— EXERCISE DESCRIPTION —
Can you transcribe the data exactly? Leave the pictures out.

— EXERCISE MATERIAL —
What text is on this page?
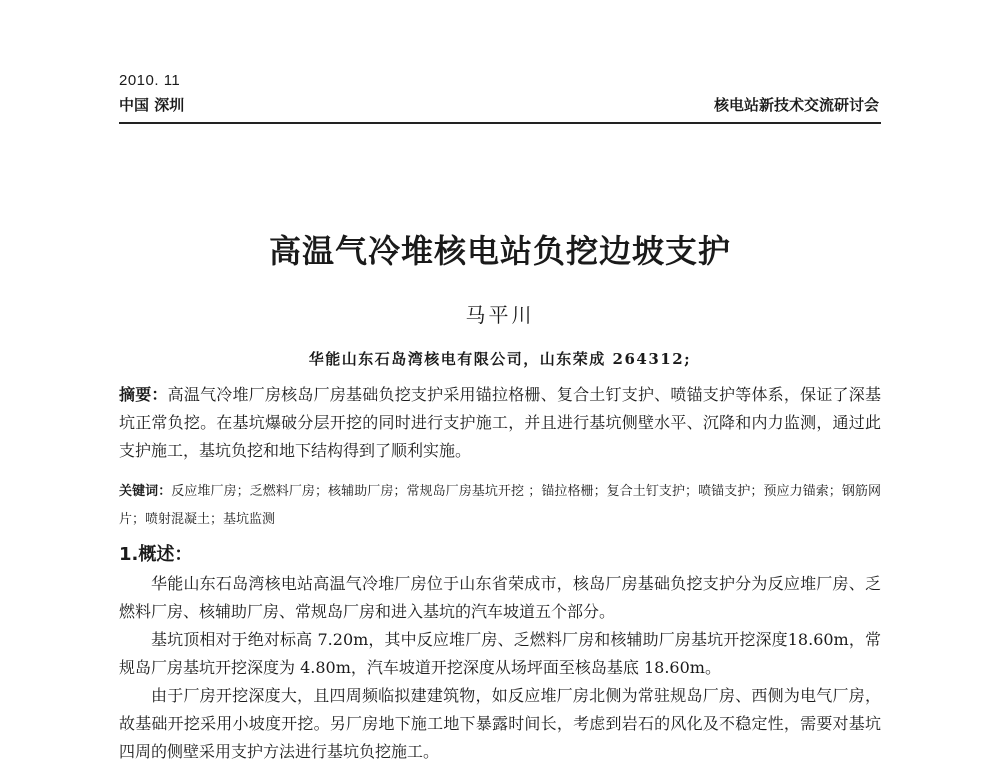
2010. 11
中国 深圳	核电站新技术交流研讨会
高温气冷堆核电站负挖边坡支护
马平川
华能山东石岛湾核电有限公司，山东荣成 264312;
摘要：高温气冷堆厂房核岛厂房基础负挖支护采用锚拉格栅、复合土钉支护、喷锚支护等体系，保证了深基坑正常负挖。在基坑爆破分层开挖的同时进行支护施工，并且进行基坑侧壁水平、沉降和内力监测，通过此支护施工，基坑负挖和地下结构得到了顺利实施。
关键词：反应堆厂房；乏燃料厂房；核辅助厂房；常规岛厂房基坑开挖 ；锚拉格栅；复合土钉支护；喷锚支护；预应力锚索；钢筋网片；喷射混凝土；基坑监测
1.概述：
华能山东石岛湾核电站高温气冷堆厂房位于山东省荣成市，核岛厂房基础负挖支护分为反应堆厂房、乏燃料厂房、核辅助厂房、常规岛厂房和进入基坑的汽车坡道五个部分。
基坑顶相对于绝对标高 7.20m，其中反应堆厂房、乏燃料厂房和核辅助厂房基坑开挖深度18.60m，常规岛厂房基坑开挖深度为 4.80m，汽车坡道开挖深度从场坪面至核岛基底 18.60m。
由于厂房开挖深度大，且四周频临拟建建筑物，如反应堆厂房北侧为常驻规岛厂房、西侧为电气厂房，故基础开挖采用小坡度开挖。另厂房地下施工地下暴露时间长，考虑到岩石的风化及不稳定性，需要对基坑四周的侧壁采用支护方法进行基坑负挖施工。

— OUTPUT OF THE EXERCISE —
What text is on this page?
2010. 11
中国 深圳	核电站新技术交流研讨会
高温气冷堆核电站负挖边坡支护
马平川
华能山东石岛湾核电有限公司，山东荣成 264312;
摘要：高温气冷堆厂房核岛厂房基础负挖支护采用锚拉格栅、复合土钉支护、喷锚支护等体系，保证了深基坑正常负挖。在基坑爆破分层开挖的同时进行支护施工，并且进行基坑侧壁水平、沉降和内力监测，通过此支护施工，基坑负挖和地下结构得到了顺利实施。
关键词：反应堆厂房；乏燃料厂房；核辅助厂房；常规岛厂房基坑开挖 ；锚拉格栅；复合土钉支护；喷锚支护；预应力锚索；钢筋网片；喷射混凝土；基坑监测
1.概述：
华能山东石岛湾核电站高温气冷堆厂房位于山东省荣成市，核岛厂房基础负挖支护分为反应堆厂房、乏燃料厂房、核辅助厂房、常规岛厂房和进入基坑的汽车坡道五个部分。
基坑顶相对于绝对标高 7.20m，其中反应堆厂房、乏燃料厂房和核辅助厂房基坑开挖深度18.60m，常规岛厂房基坑开挖深度为 4.80m，汽车坡道开挖深度从场坪面至核岛基底 18.60m。
由于厂房开挖深度大，且四周频临拟建建筑物，如反应堆厂房北侧为常驻规岛厂房、西侧为电气厂房，故基础开挖采用小坡度开挖。另厂房地下施工地下暴露时间长，考虑到岩石的风化及不稳定性，需要对基坑四周的侧壁采用支护方法进行基坑负挖施工。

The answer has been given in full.